### Given problem
Quote each line of the material verbatim, without the pictures.

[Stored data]
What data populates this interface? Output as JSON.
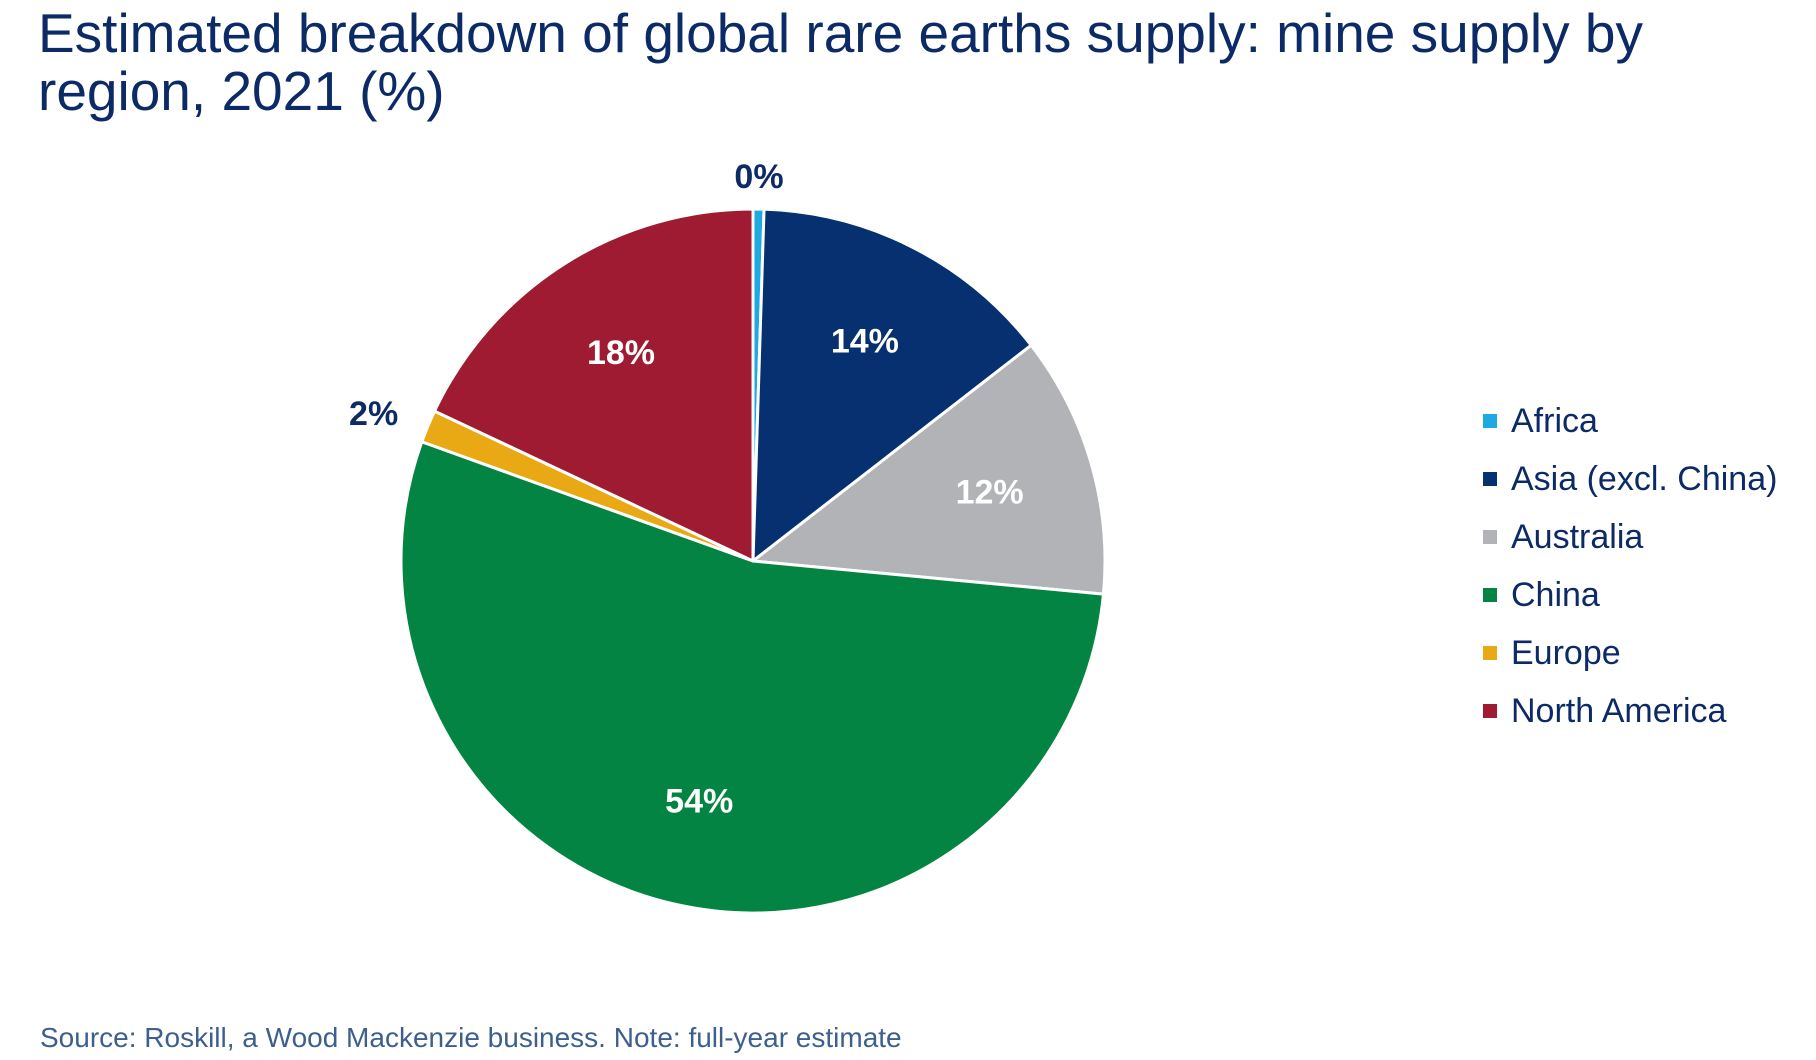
{
  "chart_data": {
    "type": "pie",
    "title": "Estimated breakdown of global rare earths supply: mine supply by region, 2021 (%)",
    "source": "Source: Roskill, a Wood Mackenzie business. Note: full-year estimate",
    "unit": "%",
    "legend_position": "right",
    "start_angle_deg": 0,
    "direction": "clockwise",
    "slices": [
      {
        "name": "Africa",
        "value": 0.5,
        "label": "0%",
        "color": "#1ea9e1",
        "label_style": "outside",
        "label_color": "#0c2a66"
      },
      {
        "name": "Asia (excl. China)",
        "value": 14,
        "label": "14%",
        "color": "#06306f",
        "label_style": "inside",
        "label_color": "#ffffff"
      },
      {
        "name": "Australia",
        "value": 12,
        "label": "12%",
        "color": "#b2b3b6",
        "label_style": "inside",
        "label_color": "#ffffff"
      },
      {
        "name": "China",
        "value": 54,
        "label": "54%",
        "color": "#048442",
        "label_style": "inside",
        "label_color": "#ffffff"
      },
      {
        "name": "Europe",
        "value": 1.5,
        "label": "2%",
        "color": "#e8a914",
        "label_style": "outside",
        "label_color": "#0c2a66"
      },
      {
        "name": "North America",
        "value": 18,
        "label": "18%",
        "color": "#9e1b32",
        "label_style": "inside",
        "label_color": "#ffffff"
      }
    ]
  }
}
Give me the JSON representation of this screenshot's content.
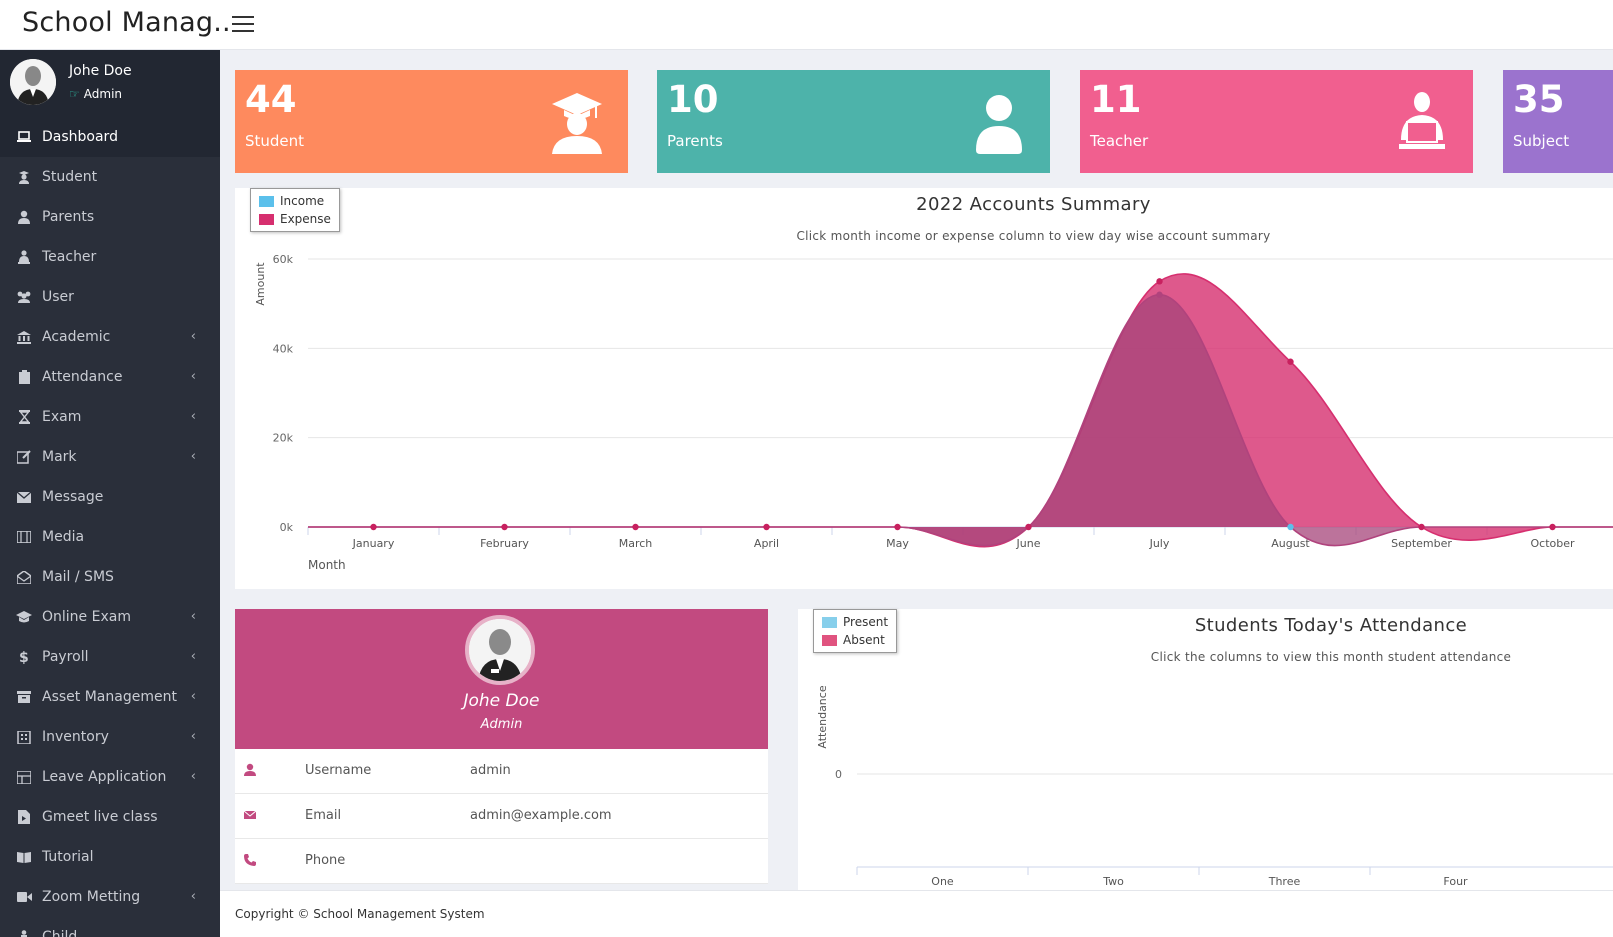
{
  "header": {
    "brand": "School Manag..",
    "menu_icon": "hamburger-icon"
  },
  "user": {
    "name": "Johe Doe",
    "role": "Admin"
  },
  "sidebar": {
    "items": [
      {
        "label": "Dashboard",
        "icon": "laptop-icon",
        "active": true,
        "has_children": false
      },
      {
        "label": "Student",
        "icon": "student-icon",
        "has_children": false
      },
      {
        "label": "Parents",
        "icon": "user-icon",
        "has_children": false
      },
      {
        "label": "Teacher",
        "icon": "teacher-icon",
        "has_children": false
      },
      {
        "label": "User",
        "icon": "users-icon",
        "has_children": false
      },
      {
        "label": "Academic",
        "icon": "bank-icon",
        "has_children": true
      },
      {
        "label": "Attendance",
        "icon": "clipboard-icon",
        "has_children": true
      },
      {
        "label": "Exam",
        "icon": "hourglass-icon",
        "has_children": true
      },
      {
        "label": "Mark",
        "icon": "edit-icon",
        "has_children": true
      },
      {
        "label": "Message",
        "icon": "envelope-icon",
        "has_children": false
      },
      {
        "label": "Media",
        "icon": "film-icon",
        "has_children": false
      },
      {
        "label": "Mail / SMS",
        "icon": "envelope-open-icon",
        "has_children": false
      },
      {
        "label": "Online Exam",
        "icon": "graduation-cap-icon",
        "has_children": true
      },
      {
        "label": "Payroll",
        "icon": "dollar-icon",
        "has_children": true
      },
      {
        "label": "Asset Management",
        "icon": "archive-icon",
        "has_children": true
      },
      {
        "label": "Inventory",
        "icon": "building-icon",
        "has_children": true
      },
      {
        "label": "Leave Application",
        "icon": "table-icon",
        "has_children": true
      },
      {
        "label": "Gmeet live class",
        "icon": "file-video-icon",
        "has_children": false
      },
      {
        "label": "Tutorial",
        "icon": "book-icon",
        "has_children": false
      },
      {
        "label": "Zoom Metting",
        "icon": "video-icon",
        "has_children": true
      },
      {
        "label": "Child",
        "icon": "child-icon",
        "has_children": false
      }
    ]
  },
  "stats": [
    {
      "value": "44",
      "label": "Student",
      "color": "#fe8a5e",
      "icon": "graduate-icon"
    },
    {
      "value": "10",
      "label": "Parents",
      "color": "#4db3aa",
      "icon": "user-icon"
    },
    {
      "value": "11",
      "label": "Teacher",
      "color": "#f15f8f",
      "icon": "teacher-laptop-icon"
    },
    {
      "value": "35",
      "label": "Subject",
      "color": "#9b73ce",
      "icon": "book-icon"
    }
  ],
  "accounts_chart": {
    "legend": {
      "income": "Income",
      "expense": "Expense"
    },
    "colors": {
      "income": "#5bc0eb",
      "expense": "#d62f6f",
      "combined": "#c24a80"
    }
  },
  "attendance_chart": {
    "legend": {
      "present": "Present",
      "absent": "Absent"
    },
    "colors": {
      "present": "#87cfeb",
      "absent": "#e0537f"
    }
  },
  "chart_data": [
    {
      "type": "area",
      "title": "2022 Accounts Summary",
      "subtitle": "Click month income or expense column to view day wise account summary",
      "xlabel": "Month",
      "ylabel": "Amount",
      "categories": [
        "January",
        "February",
        "March",
        "April",
        "May",
        "June",
        "July",
        "August",
        "September",
        "October"
      ],
      "y_ticks": [
        "0k",
        "20k",
        "40k",
        "60k"
      ],
      "ylim": [
        0,
        60000
      ],
      "legend_position": "top-left",
      "series": [
        {
          "name": "Income",
          "values": [
            0,
            0,
            0,
            0,
            0,
            0,
            52000,
            0,
            0,
            0
          ]
        },
        {
          "name": "Expense",
          "values": [
            0,
            0,
            0,
            0,
            0,
            0,
            55000,
            37000,
            0,
            0
          ]
        }
      ]
    },
    {
      "type": "bar",
      "title": "Students Today's Attendance",
      "subtitle": "Click the columns to view this month student attendance",
      "ylabel": "Attendance",
      "categories": [
        "One",
        "Two",
        "Three",
        "Four"
      ],
      "y_ticks": [
        "0"
      ],
      "legend_position": "top-left",
      "series": [
        {
          "name": "Present",
          "values": [
            0,
            0,
            0,
            0
          ]
        },
        {
          "name": "Absent",
          "values": [
            0,
            0,
            0,
            0
          ]
        }
      ]
    }
  ],
  "profile": {
    "name": "Johe Doe",
    "role": "Admin",
    "rows": [
      {
        "key": "Username",
        "value": "admin",
        "icon": "user-icon"
      },
      {
        "key": "Email",
        "value": "admin@example.com",
        "icon": "envelope-icon"
      },
      {
        "key": "Phone",
        "value": "",
        "icon": "phone-icon"
      }
    ]
  },
  "footer": {
    "text": "Copyright © School Management System"
  }
}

### Response for this exercise
What data populates this interface? Output as JSON.
{
  "chart_data": {
    "type": "pie",
    "title": "Estimated breakdown of global rare earths supply: mine supply by region, 2021 (%)",
    "source": "Source: Roskill, a Wood Mackenzie business. Note: full-year estimate",
    "unit": "%",
    "legend_position": "right",
    "start_angle_deg": 0,
    "direction": "clockwise",
    "slices": [
      {
        "name": "Africa",
        "value": 0.5,
        "label": "0%",
        "color": "#1ea9e1",
        "label_style": "outside",
        "label_color": "#0c2a66"
      },
      {
        "name": "Asia (excl. China)",
        "value": 14,
        "label": "14%",
        "color": "#06306f",
        "label_style": "inside",
        "label_color": "#ffffff"
      },
      {
        "name": "Australia",
        "value": 12,
        "label": "12%",
        "color": "#b2b3b6",
        "label_style": "inside",
        "label_color": "#ffffff"
      },
      {
        "name": "China",
        "value": 54,
        "label": "54%",
        "color": "#048442",
        "label_style": "inside",
        "label_color": "#ffffff"
      },
      {
        "name": "Europe",
        "value": 1.5,
        "label": "2%",
        "color": "#e8a914",
        "label_style": "outside",
        "label_color": "#0c2a66"
      },
      {
        "name": "North America",
        "value": 18,
        "label": "18%",
        "color": "#9e1b32",
        "label_style": "inside",
        "label_color": "#ffffff"
      }
    ]
  }
}
Give me the JSON representation of this screenshot's content.
{
  "header": {
    "brand": "School Manag..",
    "menu_icon": "hamburger-icon"
  },
  "user": {
    "name": "Johe Doe",
    "role": "Admin"
  },
  "sidebar": {
    "items": [
      {
        "label": "Dashboard",
        "icon": "laptop-icon",
        "active": true,
        "has_children": false
      },
      {
        "label": "Student",
        "icon": "student-icon",
        "has_children": false
      },
      {
        "label": "Parents",
        "icon": "user-icon",
        "has_children": false
      },
      {
        "label": "Teacher",
        "icon": "teacher-icon",
        "has_children": false
      },
      {
        "label": "User",
        "icon": "users-icon",
        "has_children": false
      },
      {
        "label": "Academic",
        "icon": "bank-icon",
        "has_children": true
      },
      {
        "label": "Attendance",
        "icon": "clipboard-icon",
        "has_children": true
      },
      {
        "label": "Exam",
        "icon": "hourglass-icon",
        "has_children": true
      },
      {
        "label": "Mark",
        "icon": "edit-icon",
        "has_children": true
      },
      {
        "label": "Message",
        "icon": "envelope-icon",
        "has_children": false
      },
      {
        "label": "Media",
        "icon": "film-icon",
        "has_children": false
      },
      {
        "label": "Mail / SMS",
        "icon": "envelope-open-icon",
        "has_children": false
      },
      {
        "label": "Online Exam",
        "icon": "graduation-cap-icon",
        "has_children": true
      },
      {
        "label": "Payroll",
        "icon": "dollar-icon",
        "has_children": true
      },
      {
        "label": "Asset Management",
        "icon": "archive-icon",
        "has_children": true
      },
      {
        "label": "Inventory",
        "icon": "building-icon",
        "has_children": true
      },
      {
        "label": "Leave Application",
        "icon": "table-icon",
        "has_children": true
      },
      {
        "label": "Gmeet live class",
        "icon": "file-video-icon",
        "has_children": false
      },
      {
        "label": "Tutorial",
        "icon": "book-icon",
        "has_children": false
      },
      {
        "label": "Zoom Metting",
        "icon": "video-icon",
        "has_children": true
      },
      {
        "label": "Child",
        "icon": "child-icon",
        "has_children": false
      }
    ]
  },
  "stats": [
    {
      "value": "44",
      "label": "Student",
      "color": "#fe8a5e",
      "icon": "graduate-icon"
    },
    {
      "value": "10",
      "label": "Parents",
      "color": "#4db3aa",
      "icon": "user-icon"
    },
    {
      "value": "11",
      "label": "Teacher",
      "color": "#f15f8f",
      "icon": "teacher-laptop-icon"
    },
    {
      "value": "35",
      "label": "Subject",
      "color": "#9b73ce",
      "icon": "book-icon"
    }
  ],
  "accounts_chart": {
    "legend": {
      "income": "Income",
      "expense": "Expense"
    },
    "colors": {
      "income": "#5bc0eb",
      "expense": "#d62f6f",
      "combined": "#c24a80"
    }
  },
  "attendance_chart": {
    "legend": {
      "present": "Present",
      "absent": "Absent"
    },
    "colors": {
      "present": "#87cfeb",
      "absent": "#e0537f"
    }
  },
  "chart_data": [
    {
      "type": "area",
      "title": "2022 Accounts Summary",
      "subtitle": "Click month income or expense column to view day wise account summary",
      "xlabel": "Month",
      "ylabel": "Amount",
      "categories": [
        "January",
        "February",
        "March",
        "April",
        "May",
        "June",
        "July",
        "August",
        "September",
        "October"
      ],
      "y_ticks": [
        "0k",
        "20k",
        "40k",
        "60k"
      ],
      "ylim": [
        0,
        60000
      ],
      "legend_position": "top-left",
      "series": [
        {
          "name": "Income",
          "values": [
            0,
            0,
            0,
            0,
            0,
            0,
            52000,
            0,
            0,
            0
          ]
        },
        {
          "name": "Expense",
          "values": [
            0,
            0,
            0,
            0,
            0,
            0,
            55000,
            37000,
            0,
            0
          ]
        }
      ]
    },
    {
      "type": "bar",
      "title": "Students Today's Attendance",
      "subtitle": "Click the columns to view this month student attendance",
      "ylabel": "Attendance",
      "categories": [
        "One",
        "Two",
        "Three",
        "Four"
      ],
      "y_ticks": [
        "0"
      ],
      "legend_position": "top-left",
      "series": [
        {
          "name": "Present",
          "values": [
            0,
            0,
            0,
            0
          ]
        },
        {
          "name": "Absent",
          "values": [
            0,
            0,
            0,
            0
          ]
        }
      ]
    }
  ],
  "profile": {
    "name": "Johe Doe",
    "role": "Admin",
    "rows": [
      {
        "key": "Username",
        "value": "admin",
        "icon": "user-icon"
      },
      {
        "key": "Email",
        "value": "admin@example.com",
        "icon": "envelope-icon"
      },
      {
        "key": "Phone",
        "value": "",
        "icon": "phone-icon"
      }
    ]
  },
  "footer": {
    "text": "Copyright © School Management System"
  }
}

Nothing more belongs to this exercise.